>> BEGIN SUPPLIED DATA

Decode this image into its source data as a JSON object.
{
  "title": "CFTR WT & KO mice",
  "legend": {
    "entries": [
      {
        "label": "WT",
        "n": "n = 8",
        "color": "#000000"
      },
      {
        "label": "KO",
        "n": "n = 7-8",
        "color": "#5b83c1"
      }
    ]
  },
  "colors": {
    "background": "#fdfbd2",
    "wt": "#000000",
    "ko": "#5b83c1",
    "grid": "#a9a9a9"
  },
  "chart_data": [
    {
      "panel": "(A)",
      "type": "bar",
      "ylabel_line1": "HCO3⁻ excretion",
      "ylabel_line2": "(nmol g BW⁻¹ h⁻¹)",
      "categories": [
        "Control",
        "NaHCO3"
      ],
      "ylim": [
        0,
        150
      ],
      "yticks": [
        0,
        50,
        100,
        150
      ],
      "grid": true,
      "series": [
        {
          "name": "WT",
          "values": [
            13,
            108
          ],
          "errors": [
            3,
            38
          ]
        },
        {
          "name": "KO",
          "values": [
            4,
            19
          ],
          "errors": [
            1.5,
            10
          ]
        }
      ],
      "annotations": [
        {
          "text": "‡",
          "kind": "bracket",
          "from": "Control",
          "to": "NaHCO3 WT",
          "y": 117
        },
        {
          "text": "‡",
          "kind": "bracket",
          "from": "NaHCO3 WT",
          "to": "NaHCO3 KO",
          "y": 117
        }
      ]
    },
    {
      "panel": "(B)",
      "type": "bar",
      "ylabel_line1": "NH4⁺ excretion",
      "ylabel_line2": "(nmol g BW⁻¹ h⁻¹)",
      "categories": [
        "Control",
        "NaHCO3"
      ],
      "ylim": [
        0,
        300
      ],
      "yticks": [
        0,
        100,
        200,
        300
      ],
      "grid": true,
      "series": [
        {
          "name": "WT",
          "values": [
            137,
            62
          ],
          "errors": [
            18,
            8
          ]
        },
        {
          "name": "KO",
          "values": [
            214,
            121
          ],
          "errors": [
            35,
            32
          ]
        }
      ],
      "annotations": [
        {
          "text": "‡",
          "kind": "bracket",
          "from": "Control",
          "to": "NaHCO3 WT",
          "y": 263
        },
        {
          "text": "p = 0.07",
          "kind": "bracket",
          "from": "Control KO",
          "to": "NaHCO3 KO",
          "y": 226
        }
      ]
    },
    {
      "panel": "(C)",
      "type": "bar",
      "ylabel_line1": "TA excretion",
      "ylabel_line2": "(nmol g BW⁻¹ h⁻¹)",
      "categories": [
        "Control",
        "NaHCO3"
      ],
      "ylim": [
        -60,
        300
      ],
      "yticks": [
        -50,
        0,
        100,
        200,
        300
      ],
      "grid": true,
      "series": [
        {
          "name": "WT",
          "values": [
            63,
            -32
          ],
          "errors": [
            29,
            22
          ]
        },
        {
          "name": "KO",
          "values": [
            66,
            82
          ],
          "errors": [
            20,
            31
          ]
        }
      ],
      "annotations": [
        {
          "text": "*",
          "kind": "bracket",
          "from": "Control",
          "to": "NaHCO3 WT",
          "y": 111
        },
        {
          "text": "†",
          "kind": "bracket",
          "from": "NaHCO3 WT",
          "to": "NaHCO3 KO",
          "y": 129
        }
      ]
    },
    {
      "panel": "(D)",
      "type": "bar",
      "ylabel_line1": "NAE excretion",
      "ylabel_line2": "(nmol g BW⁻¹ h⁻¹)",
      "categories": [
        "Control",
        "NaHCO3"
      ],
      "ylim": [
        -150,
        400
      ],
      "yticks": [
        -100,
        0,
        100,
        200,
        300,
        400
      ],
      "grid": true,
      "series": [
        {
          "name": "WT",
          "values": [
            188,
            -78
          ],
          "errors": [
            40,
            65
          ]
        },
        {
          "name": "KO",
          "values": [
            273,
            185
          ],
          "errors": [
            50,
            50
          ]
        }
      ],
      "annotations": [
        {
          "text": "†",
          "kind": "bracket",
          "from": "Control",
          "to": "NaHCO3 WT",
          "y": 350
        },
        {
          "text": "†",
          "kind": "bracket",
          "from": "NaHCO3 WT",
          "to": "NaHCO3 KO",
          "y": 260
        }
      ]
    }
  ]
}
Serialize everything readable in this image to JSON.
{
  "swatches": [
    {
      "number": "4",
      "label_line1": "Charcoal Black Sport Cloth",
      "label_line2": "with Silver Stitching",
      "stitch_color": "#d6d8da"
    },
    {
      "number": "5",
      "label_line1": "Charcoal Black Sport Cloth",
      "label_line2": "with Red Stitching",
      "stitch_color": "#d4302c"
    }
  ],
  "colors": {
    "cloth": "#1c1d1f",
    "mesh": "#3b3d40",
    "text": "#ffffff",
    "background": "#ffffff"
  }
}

>> END SUPPLIED DATA

● **WHAT IS REQUIRED**:
Exactly as shown, repeat every record.

● **EXERCISE OUTPUT**:
Decode this image into its source data as a JSON object.
{
  "title": "CFTR WT & KO mice",
  "legend": {
    "entries": [
      {
        "label": "WT",
        "n": "n = 8",
        "color": "#000000"
      },
      {
        "label": "KO",
        "n": "n = 7-8",
        "color": "#5b83c1"
      }
    ]
  },
  "colors": {
    "background": "#fdfbd2",
    "wt": "#000000",
    "ko": "#5b83c1",
    "grid": "#a9a9a9"
  },
  "chart_data": [
    {
      "panel": "(A)",
      "type": "bar",
      "ylabel_line1": "HCO3⁻ excretion",
      "ylabel_line2": "(nmol g BW⁻¹ h⁻¹)",
      "categories": [
        "Control",
        "NaHCO3"
      ],
      "ylim": [
        0,
        150
      ],
      "yticks": [
        0,
        50,
        100,
        150
      ],
      "grid": true,
      "series": [
        {
          "name": "WT",
          "values": [
            13,
            108
          ],
          "errors": [
            3,
            38
          ]
        },
        {
          "name": "KO",
          "values": [
            4,
            19
          ],
          "errors": [
            1.5,
            10
          ]
        }
      ],
      "annotations": [
        {
          "text": "‡",
          "kind": "bracket",
          "from": "Control",
          "to": "NaHCO3 WT",
          "y": 117
        },
        {
          "text": "‡",
          "kind": "bracket",
          "from": "NaHCO3 WT",
          "to": "NaHCO3 KO",
          "y": 117
        }
      ]
    },
    {
      "panel": "(B)",
      "type": "bar",
      "ylabel_line1": "NH4⁺ excretion",
      "ylabel_line2": "(nmol g BW⁻¹ h⁻¹)",
      "categories": [
        "Control",
        "NaHCO3"
      ],
      "ylim": [
        0,
        300
      ],
      "yticks": [
        0,
        100,
        200,
        300
      ],
      "grid": true,
      "series": [
        {
          "name": "WT",
          "values": [
            137,
            62
          ],
          "errors": [
            18,
            8
          ]
        },
        {
          "name": "KO",
          "values": [
            214,
            121
          ],
          "errors": [
            35,
            32
          ]
        }
      ],
      "annotations": [
        {
          "text": "‡",
          "kind": "bracket",
          "from": "Control",
          "to": "NaHCO3 WT",
          "y": 263
        },
        {
          "text": "p = 0.07",
          "kind": "bracket",
          "from": "Control KO",
          "to": "NaHCO3 KO",
          "y": 226
        }
      ]
    },
    {
      "panel": "(C)",
      "type": "bar",
      "ylabel_line1": "TA excretion",
      "ylabel_line2": "(nmol g BW⁻¹ h⁻¹)",
      "categories": [
        "Control",
        "NaHCO3"
      ],
      "ylim": [
        -60,
        300
      ],
      "yticks": [
        -50,
        0,
        100,
        200,
        300
      ],
      "grid": true,
      "series": [
        {
          "name": "WT",
          "values": [
            63,
            -32
          ],
          "errors": [
            29,
            22
          ]
        },
        {
          "name": "KO",
          "values": [
            66,
            82
          ],
          "errors": [
            20,
            31
          ]
        }
      ],
      "annotations": [
        {
          "text": "*",
          "kind": "bracket",
          "from": "Control",
          "to": "NaHCO3 WT",
          "y": 111
        },
        {
          "text": "†",
          "kind": "bracket",
          "from": "NaHCO3 WT",
          "to": "NaHCO3 KO",
          "y": 129
        }
      ]
    },
    {
      "panel": "(D)",
      "type": "bar",
      "ylabel_line1": "NAE excretion",
      "ylabel_line2": "(nmol g BW⁻¹ h⁻¹)",
      "categories": [
        "Control",
        "NaHCO3"
      ],
      "ylim": [
        -150,
        400
      ],
      "yticks": [
        -100,
        0,
        100,
        200,
        300,
        400
      ],
      "grid": true,
      "series": [
        {
          "name": "WT",
          "values": [
            188,
            -78
          ],
          "errors": [
            40,
            65
          ]
        },
        {
          "name": "KO",
          "values": [
            273,
            185
          ],
          "errors": [
            50,
            50
          ]
        }
      ],
      "annotations": [
        {
          "text": "†",
          "kind": "bracket",
          "from": "Control",
          "to": "NaHCO3 WT",
          "y": 350
        },
        {
          "text": "†",
          "kind": "bracket",
          "from": "NaHCO3 WT",
          "to": "NaHCO3 KO",
          "y": 260
        }
      ]
    }
  ]
}
Serialize everything readable in this image to JSON.
{
  "swatches": [
    {
      "number": "4",
      "label_line1": "Charcoal Black Sport Cloth",
      "label_line2": "with Silver Stitching",
      "stitch_color": "#d6d8da"
    },
    {
      "number": "5",
      "label_line1": "Charcoal Black Sport Cloth",
      "label_line2": "with Red Stitching",
      "stitch_color": "#d4302c"
    }
  ],
  "colors": {
    "cloth": "#1c1d1f",
    "mesh": "#3b3d40",
    "text": "#ffffff",
    "background": "#ffffff"
  }
}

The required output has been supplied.